Pictures don't belong in the copy; print all the records exactly.

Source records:
______________________________
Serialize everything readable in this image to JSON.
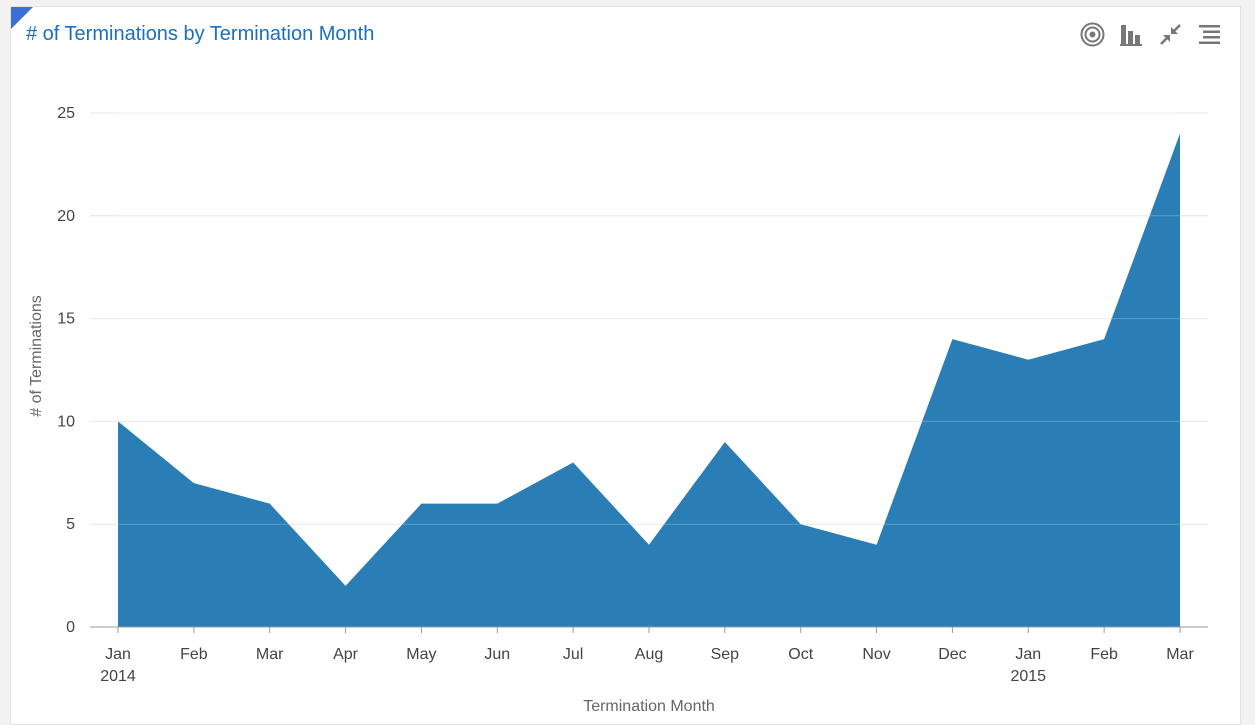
{
  "title": "# of Terminations by Termination Month",
  "toolbar": {
    "icons": [
      "target-icon",
      "bar-chart-icon",
      "collapse-icon",
      "menu-icon"
    ]
  },
  "colors": {
    "area": "#2a7db5",
    "gridline": "#e4e4e4",
    "title": "#1a6fbf",
    "corner": "#3a6fd8"
  },
  "chart_data": {
    "type": "area",
    "title": "# of Terminations by Termination Month",
    "xlabel": "Termination Month",
    "ylabel": "# of Terminations",
    "categories": [
      "Jan 2014",
      "Feb 2014",
      "Mar 2014",
      "Apr 2014",
      "May 2014",
      "Jun 2014",
      "Jul 2014",
      "Aug 2014",
      "Sep 2014",
      "Oct 2014",
      "Nov 2014",
      "Dec 2014",
      "Jan 2015",
      "Feb 2015",
      "Mar 2015"
    ],
    "tick_labels": [
      [
        "Jan",
        "2014"
      ],
      [
        "Feb"
      ],
      [
        "Mar"
      ],
      [
        "Apr"
      ],
      [
        "May"
      ],
      [
        "Jun"
      ],
      [
        "Jul"
      ],
      [
        "Aug"
      ],
      [
        "Sep"
      ],
      [
        "Oct"
      ],
      [
        "Nov"
      ],
      [
        "Dec"
      ],
      [
        "Jan",
        "2015"
      ],
      [
        "Feb"
      ],
      [
        "Mar"
      ]
    ],
    "values": [
      10,
      7,
      6,
      2,
      6,
      6,
      8,
      4,
      9,
      5,
      4,
      14,
      13,
      14,
      24
    ],
    "ylim": [
      0,
      25
    ],
    "yticks": [
      0,
      5,
      10,
      15,
      20,
      25
    ],
    "grid": true,
    "legend": "none"
  }
}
______________________________
Exercise response:
Serialize everything readable in this image to JSON.
{
  "title": "# of Terminations by Termination Month",
  "toolbar": {
    "icons": [
      "target-icon",
      "bar-chart-icon",
      "collapse-icon",
      "menu-icon"
    ]
  },
  "colors": {
    "area": "#2a7db5",
    "gridline": "#e4e4e4",
    "title": "#1a6fbf",
    "corner": "#3a6fd8"
  },
  "chart_data": {
    "type": "area",
    "title": "# of Terminations by Termination Month",
    "xlabel": "Termination Month",
    "ylabel": "# of Terminations",
    "categories": [
      "Jan 2014",
      "Feb 2014",
      "Mar 2014",
      "Apr 2014",
      "May 2014",
      "Jun 2014",
      "Jul 2014",
      "Aug 2014",
      "Sep 2014",
      "Oct 2014",
      "Nov 2014",
      "Dec 2014",
      "Jan 2015",
      "Feb 2015",
      "Mar 2015"
    ],
    "tick_labels": [
      [
        "Jan",
        "2014"
      ],
      [
        "Feb"
      ],
      [
        "Mar"
      ],
      [
        "Apr"
      ],
      [
        "May"
      ],
      [
        "Jun"
      ],
      [
        "Jul"
      ],
      [
        "Aug"
      ],
      [
        "Sep"
      ],
      [
        "Oct"
      ],
      [
        "Nov"
      ],
      [
        "Dec"
      ],
      [
        "Jan",
        "2015"
      ],
      [
        "Feb"
      ],
      [
        "Mar"
      ]
    ],
    "values": [
      10,
      7,
      6,
      2,
      6,
      6,
      8,
      4,
      9,
      5,
      4,
      14,
      13,
      14,
      24
    ],
    "ylim": [
      0,
      25
    ],
    "yticks": [
      0,
      5,
      10,
      15,
      20,
      25
    ],
    "grid": true,
    "legend": "none"
  }
}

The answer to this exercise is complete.